— START Source data —

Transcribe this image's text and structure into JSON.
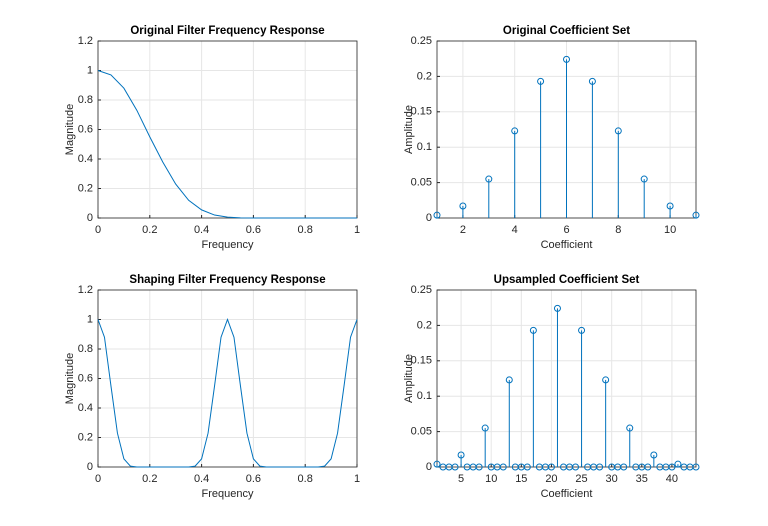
{
  "chart_data": [
    {
      "type": "line",
      "title": "Original Filter Frequency Response",
      "xlabel": "Frequency",
      "ylabel": "Magnitude",
      "color": "#0072bd",
      "grid": true,
      "x": [
        0,
        0.05,
        0.1,
        0.15,
        0.2,
        0.25,
        0.3,
        0.35,
        0.4,
        0.45,
        0.5,
        0.55,
        0.6,
        0.7,
        0.8,
        0.9,
        1
      ],
      "values": [
        1,
        0.97,
        0.88,
        0.73,
        0.55,
        0.38,
        0.23,
        0.12,
        0.055,
        0.02,
        0.006,
        0.001,
        0,
        0,
        0,
        0,
        0
      ],
      "xlim": [
        0,
        1
      ],
      "ylim": [
        0,
        1.2
      ],
      "xticks": [
        0,
        0.2,
        0.4,
        0.6,
        0.8,
        1
      ],
      "yticks": [
        0,
        0.2,
        0.4,
        0.6,
        0.8,
        1,
        1.2
      ]
    },
    {
      "type": "stem",
      "title": "Original Coefficient Set",
      "xlabel": "Coefficient",
      "ylabel": "Amplitude",
      "color": "#0072bd",
      "grid": true,
      "x": [
        1,
        2,
        3,
        4,
        5,
        6,
        7,
        8,
        9,
        10,
        11
      ],
      "values": [
        0.004,
        0.017,
        0.055,
        0.123,
        0.193,
        0.224,
        0.193,
        0.123,
        0.055,
        0.017,
        0.004
      ],
      "xlim": [
        1,
        11
      ],
      "ylim": [
        0,
        0.25
      ],
      "xticks": [
        2,
        4,
        6,
        8,
        10
      ],
      "yticks": [
        0,
        0.05,
        0.1,
        0.15,
        0.2,
        0.25
      ]
    },
    {
      "type": "line",
      "title": "Shaping Filter Frequency Response",
      "xlabel": "Frequency",
      "ylabel": "Magnitude",
      "color": "#0072bd",
      "grid": true,
      "x": [
        0,
        0.025,
        0.05,
        0.075,
        0.1,
        0.125,
        0.15,
        0.175,
        0.2,
        0.225,
        0.25,
        0.275,
        0.3,
        0.325,
        0.35,
        0.375,
        0.4,
        0.425,
        0.45,
        0.475,
        0.5,
        0.525,
        0.55,
        0.575,
        0.6,
        0.625,
        0.65,
        0.675,
        0.7,
        0.725,
        0.75,
        0.775,
        0.8,
        0.825,
        0.85,
        0.875,
        0.9,
        0.925,
        0.95,
        0.975,
        1
      ],
      "values": [
        1,
        0.88,
        0.55,
        0.23,
        0.055,
        0.006,
        0,
        0,
        0,
        0,
        0,
        0,
        0,
        0,
        0,
        0.006,
        0.055,
        0.23,
        0.55,
        0.88,
        1,
        0.88,
        0.55,
        0.23,
        0.055,
        0.006,
        0,
        0,
        0,
        0,
        0,
        0,
        0,
        0,
        0,
        0.006,
        0.055,
        0.23,
        0.55,
        0.88,
        1
      ],
      "xlim": [
        0,
        1
      ],
      "ylim": [
        0,
        1.2
      ],
      "xticks": [
        0,
        0.2,
        0.4,
        0.6,
        0.8,
        1
      ],
      "yticks": [
        0,
        0.2,
        0.4,
        0.6,
        0.8,
        1,
        1.2
      ]
    },
    {
      "type": "stem",
      "title": "Upsampled Coefficient Set",
      "xlabel": "Coefficient",
      "ylabel": "Amplitude",
      "color": "#0072bd",
      "grid": true,
      "x": [
        1,
        2,
        3,
        4,
        5,
        6,
        7,
        8,
        9,
        10,
        11,
        12,
        13,
        14,
        15,
        16,
        17,
        18,
        19,
        20,
        21,
        22,
        23,
        24,
        25,
        26,
        27,
        28,
        29,
        30,
        31,
        32,
        33,
        34,
        35,
        36,
        37,
        38,
        39,
        40,
        41,
        42,
        43,
        44
      ],
      "values": [
        0.004,
        0,
        0,
        0,
        0.017,
        0,
        0,
        0,
        0.055,
        0,
        0,
        0,
        0.123,
        0,
        0,
        0,
        0.193,
        0,
        0,
        0,
        0.224,
        0,
        0,
        0,
        0.193,
        0,
        0,
        0,
        0.123,
        0,
        0,
        0,
        0.055,
        0,
        0,
        0,
        0.017,
        0,
        0,
        0,
        0.004,
        0,
        0,
        0
      ],
      "xlim": [
        1,
        44
      ],
      "ylim": [
        0,
        0.25
      ],
      "xticks": [
        5,
        10,
        15,
        20,
        25,
        30,
        35,
        40
      ],
      "yticks": [
        0,
        0.05,
        0.1,
        0.15,
        0.2,
        0.25
      ]
    }
  ]
}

— END Source data —

* [Problem to work on] Omit all pictures while transcribing the entries verbatim.

* [Exercise solution]
Transcribe this image's text and structure into JSON.
{
  "chart_data": [
    {
      "type": "line",
      "title": "Original Filter Frequency Response",
      "xlabel": "Frequency",
      "ylabel": "Magnitude",
      "color": "#0072bd",
      "grid": true,
      "x": [
        0,
        0.05,
        0.1,
        0.15,
        0.2,
        0.25,
        0.3,
        0.35,
        0.4,
        0.45,
        0.5,
        0.55,
        0.6,
        0.7,
        0.8,
        0.9,
        1
      ],
      "values": [
        1,
        0.97,
        0.88,
        0.73,
        0.55,
        0.38,
        0.23,
        0.12,
        0.055,
        0.02,
        0.006,
        0.001,
        0,
        0,
        0,
        0,
        0
      ],
      "xlim": [
        0,
        1
      ],
      "ylim": [
        0,
        1.2
      ],
      "xticks": [
        0,
        0.2,
        0.4,
        0.6,
        0.8,
        1
      ],
      "yticks": [
        0,
        0.2,
        0.4,
        0.6,
        0.8,
        1,
        1.2
      ]
    },
    {
      "type": "stem",
      "title": "Original Coefficient Set",
      "xlabel": "Coefficient",
      "ylabel": "Amplitude",
      "color": "#0072bd",
      "grid": true,
      "x": [
        1,
        2,
        3,
        4,
        5,
        6,
        7,
        8,
        9,
        10,
        11
      ],
      "values": [
        0.004,
        0.017,
        0.055,
        0.123,
        0.193,
        0.224,
        0.193,
        0.123,
        0.055,
        0.017,
        0.004
      ],
      "xlim": [
        1,
        11
      ],
      "ylim": [
        0,
        0.25
      ],
      "xticks": [
        2,
        4,
        6,
        8,
        10
      ],
      "yticks": [
        0,
        0.05,
        0.1,
        0.15,
        0.2,
        0.25
      ]
    },
    {
      "type": "line",
      "title": "Shaping Filter Frequency Response",
      "xlabel": "Frequency",
      "ylabel": "Magnitude",
      "color": "#0072bd",
      "grid": true,
      "x": [
        0,
        0.025,
        0.05,
        0.075,
        0.1,
        0.125,
        0.15,
        0.175,
        0.2,
        0.225,
        0.25,
        0.275,
        0.3,
        0.325,
        0.35,
        0.375,
        0.4,
        0.425,
        0.45,
        0.475,
        0.5,
        0.525,
        0.55,
        0.575,
        0.6,
        0.625,
        0.65,
        0.675,
        0.7,
        0.725,
        0.75,
        0.775,
        0.8,
        0.825,
        0.85,
        0.875,
        0.9,
        0.925,
        0.95,
        0.975,
        1
      ],
      "values": [
        1,
        0.88,
        0.55,
        0.23,
        0.055,
        0.006,
        0,
        0,
        0,
        0,
        0,
        0,
        0,
        0,
        0,
        0.006,
        0.055,
        0.23,
        0.55,
        0.88,
        1,
        0.88,
        0.55,
        0.23,
        0.055,
        0.006,
        0,
        0,
        0,
        0,
        0,
        0,
        0,
        0,
        0,
        0.006,
        0.055,
        0.23,
        0.55,
        0.88,
        1
      ],
      "xlim": [
        0,
        1
      ],
      "ylim": [
        0,
        1.2
      ],
      "xticks": [
        0,
        0.2,
        0.4,
        0.6,
        0.8,
        1
      ],
      "yticks": [
        0,
        0.2,
        0.4,
        0.6,
        0.8,
        1,
        1.2
      ]
    },
    {
      "type": "stem",
      "title": "Upsampled Coefficient Set",
      "xlabel": "Coefficient",
      "ylabel": "Amplitude",
      "color": "#0072bd",
      "grid": true,
      "x": [
        1,
        2,
        3,
        4,
        5,
        6,
        7,
        8,
        9,
        10,
        11,
        12,
        13,
        14,
        15,
        16,
        17,
        18,
        19,
        20,
        21,
        22,
        23,
        24,
        25,
        26,
        27,
        28,
        29,
        30,
        31,
        32,
        33,
        34,
        35,
        36,
        37,
        38,
        39,
        40,
        41,
        42,
        43,
        44
      ],
      "values": [
        0.004,
        0,
        0,
        0,
        0.017,
        0,
        0,
        0,
        0.055,
        0,
        0,
        0,
        0.123,
        0,
        0,
        0,
        0.193,
        0,
        0,
        0,
        0.224,
        0,
        0,
        0,
        0.193,
        0,
        0,
        0,
        0.123,
        0,
        0,
        0,
        0.055,
        0,
        0,
        0,
        0.017,
        0,
        0,
        0,
        0.004,
        0,
        0,
        0
      ],
      "xlim": [
        1,
        44
      ],
      "ylim": [
        0,
        0.25
      ],
      "xticks": [
        5,
        10,
        15,
        20,
        25,
        30,
        35,
        40
      ],
      "yticks": [
        0,
        0.05,
        0.1,
        0.15,
        0.2,
        0.25
      ]
    }
  ]
}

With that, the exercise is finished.